### Task to complete
Repeat each line of the material exactly.

= = = = = = =

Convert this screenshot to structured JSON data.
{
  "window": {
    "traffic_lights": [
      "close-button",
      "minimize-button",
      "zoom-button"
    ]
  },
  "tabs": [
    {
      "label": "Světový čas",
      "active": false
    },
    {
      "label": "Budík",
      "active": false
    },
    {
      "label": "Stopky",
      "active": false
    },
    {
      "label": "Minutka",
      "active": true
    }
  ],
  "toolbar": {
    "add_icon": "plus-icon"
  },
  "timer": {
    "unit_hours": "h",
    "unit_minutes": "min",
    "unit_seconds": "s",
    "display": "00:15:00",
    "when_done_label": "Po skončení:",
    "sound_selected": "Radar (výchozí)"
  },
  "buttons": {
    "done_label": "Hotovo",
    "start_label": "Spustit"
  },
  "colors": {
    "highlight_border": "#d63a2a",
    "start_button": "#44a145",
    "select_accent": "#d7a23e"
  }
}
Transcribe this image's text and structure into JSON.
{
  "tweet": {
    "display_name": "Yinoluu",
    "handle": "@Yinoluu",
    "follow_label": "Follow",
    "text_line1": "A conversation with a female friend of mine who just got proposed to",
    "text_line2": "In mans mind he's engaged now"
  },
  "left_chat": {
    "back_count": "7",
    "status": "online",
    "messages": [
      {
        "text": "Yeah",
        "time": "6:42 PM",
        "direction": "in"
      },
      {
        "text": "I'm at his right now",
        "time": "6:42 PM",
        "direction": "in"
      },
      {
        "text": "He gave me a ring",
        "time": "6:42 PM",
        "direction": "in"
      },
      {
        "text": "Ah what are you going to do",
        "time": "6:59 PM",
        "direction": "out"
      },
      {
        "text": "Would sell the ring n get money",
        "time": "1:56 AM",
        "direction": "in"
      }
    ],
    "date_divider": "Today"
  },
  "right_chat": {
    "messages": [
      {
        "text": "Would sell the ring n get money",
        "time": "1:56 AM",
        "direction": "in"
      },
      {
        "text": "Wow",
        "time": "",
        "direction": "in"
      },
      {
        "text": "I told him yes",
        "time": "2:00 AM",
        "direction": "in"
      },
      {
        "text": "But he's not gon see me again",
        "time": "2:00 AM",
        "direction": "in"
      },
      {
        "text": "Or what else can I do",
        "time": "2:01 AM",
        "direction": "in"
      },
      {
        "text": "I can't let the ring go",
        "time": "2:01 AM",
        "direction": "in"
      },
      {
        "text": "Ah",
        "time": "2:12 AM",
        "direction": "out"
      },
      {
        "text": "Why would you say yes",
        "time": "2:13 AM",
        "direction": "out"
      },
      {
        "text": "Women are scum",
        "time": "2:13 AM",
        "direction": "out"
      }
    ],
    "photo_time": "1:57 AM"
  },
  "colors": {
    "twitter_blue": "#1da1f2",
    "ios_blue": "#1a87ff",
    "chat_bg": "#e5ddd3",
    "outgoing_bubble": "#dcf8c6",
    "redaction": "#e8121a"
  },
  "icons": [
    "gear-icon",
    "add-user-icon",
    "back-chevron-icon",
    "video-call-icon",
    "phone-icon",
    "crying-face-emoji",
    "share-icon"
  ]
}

= = = = = = =

### Answer for the task
Convert this screenshot to structured JSON data.
{
  "window": {
    "traffic_lights": [
      "close-button",
      "minimize-button",
      "zoom-button"
    ]
  },
  "tabs": [
    {
      "label": "Světový čas",
      "active": false
    },
    {
      "label": "Budík",
      "active": false
    },
    {
      "label": "Stopky",
      "active": false
    },
    {
      "label": "Minutka",
      "active": true
    }
  ],
  "toolbar": {
    "add_icon": "plus-icon"
  },
  "timer": {
    "unit_hours": "h",
    "unit_minutes": "min",
    "unit_seconds": "s",
    "display": "00:15:00",
    "when_done_label": "Po skončení:",
    "sound_selected": "Radar (výchozí)"
  },
  "buttons": {
    "done_label": "Hotovo",
    "start_label": "Spustit"
  },
  "colors": {
    "highlight_border": "#d63a2a",
    "start_button": "#44a145",
    "select_accent": "#d7a23e"
  }
}
Transcribe this image's text and structure into JSON.
{
  "tweet": {
    "display_name": "Yinoluu",
    "handle": "@Yinoluu",
    "follow_label": "Follow",
    "text_line1": "A conversation with a female friend of mine who just got proposed to",
    "text_line2": "In mans mind he's engaged now"
  },
  "left_chat": {
    "back_count": "7",
    "status": "online",
    "messages": [
      {
        "text": "Yeah",
        "time": "6:42 PM",
        "direction": "in"
      },
      {
        "text": "I'm at his right now",
        "time": "6:42 PM",
        "direction": "in"
      },
      {
        "text": "He gave me a ring",
        "time": "6:42 PM",
        "direction": "in"
      },
      {
        "text": "Ah what are you going to do",
        "time": "6:59 PM",
        "direction": "out"
      },
      {
        "text": "Would sell the ring n get money",
        "time": "1:56 AM",
        "direction": "in"
      }
    ],
    "date_divider": "Today"
  },
  "right_chat": {
    "messages": [
      {
        "text": "Would sell the ring n get money",
        "time": "1:56 AM",
        "direction": "in"
      },
      {
        "text": "Wow",
        "time": "",
        "direction": "in"
      },
      {
        "text": "I told him yes",
        "time": "2:00 AM",
        "direction": "in"
      },
      {
        "text": "But he's not gon see me again",
        "time": "2:00 AM",
        "direction": "in"
      },
      {
        "text": "Or what else can I do",
        "time": "2:01 AM",
        "direction": "in"
      },
      {
        "text": "I can't let the ring go",
        "time": "2:01 AM",
        "direction": "in"
      },
      {
        "text": "Ah",
        "time": "2:12 AM",
        "direction": "out"
      },
      {
        "text": "Why would you say yes",
        "time": "2:13 AM",
        "direction": "out"
      },
      {
        "text": "Women are scum",
        "time": "2:13 AM",
        "direction": "out"
      }
    ],
    "photo_time": "1:57 AM"
  },
  "colors": {
    "twitter_blue": "#1da1f2",
    "ios_blue": "#1a87ff",
    "chat_bg": "#e5ddd3",
    "outgoing_bubble": "#dcf8c6",
    "redaction": "#e8121a"
  },
  "icons": [
    "gear-icon",
    "add-user-icon",
    "back-chevron-icon",
    "video-call-icon",
    "phone-icon",
    "crying-face-emoji",
    "share-icon"
  ]
}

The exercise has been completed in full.